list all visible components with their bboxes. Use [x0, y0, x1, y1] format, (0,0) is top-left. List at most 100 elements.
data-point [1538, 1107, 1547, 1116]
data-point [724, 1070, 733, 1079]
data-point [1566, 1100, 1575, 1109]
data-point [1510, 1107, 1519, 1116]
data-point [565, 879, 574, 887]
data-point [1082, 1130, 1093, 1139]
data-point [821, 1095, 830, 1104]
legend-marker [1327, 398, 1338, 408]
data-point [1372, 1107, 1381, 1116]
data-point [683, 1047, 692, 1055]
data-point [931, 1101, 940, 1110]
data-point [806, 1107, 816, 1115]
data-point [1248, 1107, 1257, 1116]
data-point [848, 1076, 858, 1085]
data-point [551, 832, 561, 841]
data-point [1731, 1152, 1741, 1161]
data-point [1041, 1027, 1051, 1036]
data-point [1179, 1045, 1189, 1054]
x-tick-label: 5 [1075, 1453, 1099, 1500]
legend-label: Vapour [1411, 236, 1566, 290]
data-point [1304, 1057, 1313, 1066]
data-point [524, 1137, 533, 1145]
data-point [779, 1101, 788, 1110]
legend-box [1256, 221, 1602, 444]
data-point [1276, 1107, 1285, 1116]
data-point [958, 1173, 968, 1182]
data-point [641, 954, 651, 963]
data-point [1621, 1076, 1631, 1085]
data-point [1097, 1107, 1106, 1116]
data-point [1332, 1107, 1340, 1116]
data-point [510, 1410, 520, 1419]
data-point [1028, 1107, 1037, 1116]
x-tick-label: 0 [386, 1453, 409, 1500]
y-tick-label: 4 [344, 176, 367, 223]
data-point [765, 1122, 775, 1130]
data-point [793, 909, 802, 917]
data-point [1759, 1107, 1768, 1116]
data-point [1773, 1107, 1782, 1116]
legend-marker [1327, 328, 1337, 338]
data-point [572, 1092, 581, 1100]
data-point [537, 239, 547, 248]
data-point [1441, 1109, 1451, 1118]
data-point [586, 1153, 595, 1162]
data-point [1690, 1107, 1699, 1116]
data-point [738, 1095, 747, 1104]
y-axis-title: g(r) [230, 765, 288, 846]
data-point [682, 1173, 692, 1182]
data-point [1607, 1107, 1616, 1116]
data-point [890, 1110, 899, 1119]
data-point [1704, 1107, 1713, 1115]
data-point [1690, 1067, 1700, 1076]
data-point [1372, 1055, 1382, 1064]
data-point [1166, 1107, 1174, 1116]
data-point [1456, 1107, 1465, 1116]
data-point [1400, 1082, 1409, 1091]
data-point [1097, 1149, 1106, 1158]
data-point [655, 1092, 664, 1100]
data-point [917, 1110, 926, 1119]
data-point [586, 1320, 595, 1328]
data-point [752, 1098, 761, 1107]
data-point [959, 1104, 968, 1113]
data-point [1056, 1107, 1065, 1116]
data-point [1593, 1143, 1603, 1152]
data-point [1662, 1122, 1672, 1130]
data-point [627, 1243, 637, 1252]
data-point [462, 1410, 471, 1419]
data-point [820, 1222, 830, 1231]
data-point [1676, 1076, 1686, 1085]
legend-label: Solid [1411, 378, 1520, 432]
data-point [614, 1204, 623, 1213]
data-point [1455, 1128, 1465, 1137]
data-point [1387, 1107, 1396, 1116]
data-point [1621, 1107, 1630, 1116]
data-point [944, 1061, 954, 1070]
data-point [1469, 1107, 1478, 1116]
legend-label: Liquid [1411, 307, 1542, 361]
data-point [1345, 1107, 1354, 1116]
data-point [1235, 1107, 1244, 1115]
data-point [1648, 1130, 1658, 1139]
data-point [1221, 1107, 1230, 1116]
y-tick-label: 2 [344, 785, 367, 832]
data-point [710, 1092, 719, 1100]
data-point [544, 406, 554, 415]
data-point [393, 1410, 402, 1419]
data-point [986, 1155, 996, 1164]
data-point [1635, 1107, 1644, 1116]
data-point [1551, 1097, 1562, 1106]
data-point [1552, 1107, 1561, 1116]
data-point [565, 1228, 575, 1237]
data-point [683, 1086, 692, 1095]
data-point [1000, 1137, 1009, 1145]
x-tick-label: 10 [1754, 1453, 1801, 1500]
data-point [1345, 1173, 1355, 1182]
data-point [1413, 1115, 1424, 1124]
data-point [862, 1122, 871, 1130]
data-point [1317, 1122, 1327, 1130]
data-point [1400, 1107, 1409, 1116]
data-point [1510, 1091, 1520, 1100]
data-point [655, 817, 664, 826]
########
→ What the exercise asks
Quote the item above in full, line for line, changing nothing.

→ Result below
list all visible components with their bboxes. Use [x0, y0, x1, y1] format, (0,0) is top-left. List at most 100 elements.
data-point [1538, 1107, 1547, 1116]
data-point [724, 1070, 733, 1079]
data-point [1566, 1100, 1575, 1109]
data-point [1510, 1107, 1519, 1116]
data-point [565, 879, 574, 887]
data-point [1082, 1130, 1093, 1139]
data-point [821, 1095, 830, 1104]
legend-marker [1327, 398, 1338, 408]
data-point [1372, 1107, 1381, 1116]
data-point [683, 1047, 692, 1055]
data-point [931, 1101, 940, 1110]
data-point [806, 1107, 816, 1115]
data-point [1248, 1107, 1257, 1116]
data-point [848, 1076, 858, 1085]
data-point [551, 832, 561, 841]
data-point [1731, 1152, 1741, 1161]
data-point [1041, 1027, 1051, 1036]
data-point [1179, 1045, 1189, 1054]
x-tick-label: 5 [1075, 1453, 1099, 1500]
legend-label: Vapour [1411, 236, 1566, 290]
data-point [1304, 1057, 1313, 1066]
data-point [524, 1137, 533, 1145]
data-point [779, 1101, 788, 1110]
legend-box [1256, 221, 1602, 444]
data-point [1276, 1107, 1285, 1116]
data-point [958, 1173, 968, 1182]
data-point [641, 954, 651, 963]
data-point [1621, 1076, 1631, 1085]
data-point [1097, 1107, 1106, 1116]
data-point [1332, 1107, 1340, 1116]
data-point [510, 1410, 520, 1419]
data-point [1028, 1107, 1037, 1116]
x-tick-label: 0 [386, 1453, 409, 1500]
y-tick-label: 4 [344, 176, 367, 223]
data-point [765, 1122, 775, 1130]
data-point [793, 909, 802, 917]
data-point [1759, 1107, 1768, 1116]
data-point [1773, 1107, 1782, 1116]
legend-marker [1327, 328, 1337, 338]
data-point [572, 1092, 581, 1100]
data-point [537, 239, 547, 248]
data-point [1441, 1109, 1451, 1118]
data-point [586, 1153, 595, 1162]
data-point [1690, 1107, 1699, 1116]
data-point [738, 1095, 747, 1104]
y-axis-title: g(r) [230, 765, 288, 846]
data-point [682, 1173, 692, 1182]
data-point [1607, 1107, 1616, 1116]
data-point [890, 1110, 899, 1119]
data-point [1704, 1107, 1713, 1115]
data-point [1690, 1067, 1700, 1076]
data-point [1372, 1055, 1382, 1064]
data-point [1166, 1107, 1174, 1116]
data-point [1456, 1107, 1465, 1116]
data-point [1400, 1082, 1409, 1091]
data-point [1097, 1149, 1106, 1158]
data-point [655, 1092, 664, 1100]
data-point [917, 1110, 926, 1119]
data-point [586, 1320, 595, 1328]
data-point [752, 1098, 761, 1107]
data-point [959, 1104, 968, 1113]
data-point [1056, 1107, 1065, 1116]
data-point [1593, 1143, 1603, 1152]
data-point [1662, 1122, 1672, 1130]
data-point [627, 1243, 637, 1252]
data-point [462, 1410, 471, 1419]
data-point [820, 1222, 830, 1231]
data-point [1676, 1076, 1686, 1085]
legend-label: Solid [1411, 378, 1520, 432]
data-point [614, 1204, 623, 1213]
data-point [1455, 1128, 1465, 1137]
data-point [1387, 1107, 1396, 1116]
data-point [1621, 1107, 1630, 1116]
data-point [944, 1061, 954, 1070]
data-point [1469, 1107, 1478, 1116]
legend-label: Liquid [1411, 307, 1542, 361]
data-point [1345, 1107, 1354, 1116]
data-point [1235, 1107, 1244, 1115]
data-point [1648, 1130, 1658, 1139]
data-point [1221, 1107, 1230, 1116]
y-tick-label: 2 [344, 785, 367, 832]
data-point [710, 1092, 719, 1100]
data-point [544, 406, 554, 415]
data-point [393, 1410, 402, 1419]
data-point [986, 1155, 996, 1164]
data-point [1635, 1107, 1644, 1116]
data-point [1551, 1097, 1562, 1106]
data-point [1552, 1107, 1561, 1116]
data-point [565, 1228, 575, 1237]
data-point [683, 1086, 692, 1095]
data-point [1000, 1137, 1009, 1145]
x-tick-label: 10 [1754, 1453, 1801, 1500]
data-point [1345, 1173, 1355, 1182]
data-point [1413, 1115, 1424, 1124]
data-point [862, 1122, 871, 1130]
data-point [1317, 1122, 1327, 1130]
data-point [1400, 1107, 1409, 1116]
data-point [1510, 1091, 1520, 1100]
data-point [655, 817, 664, 826]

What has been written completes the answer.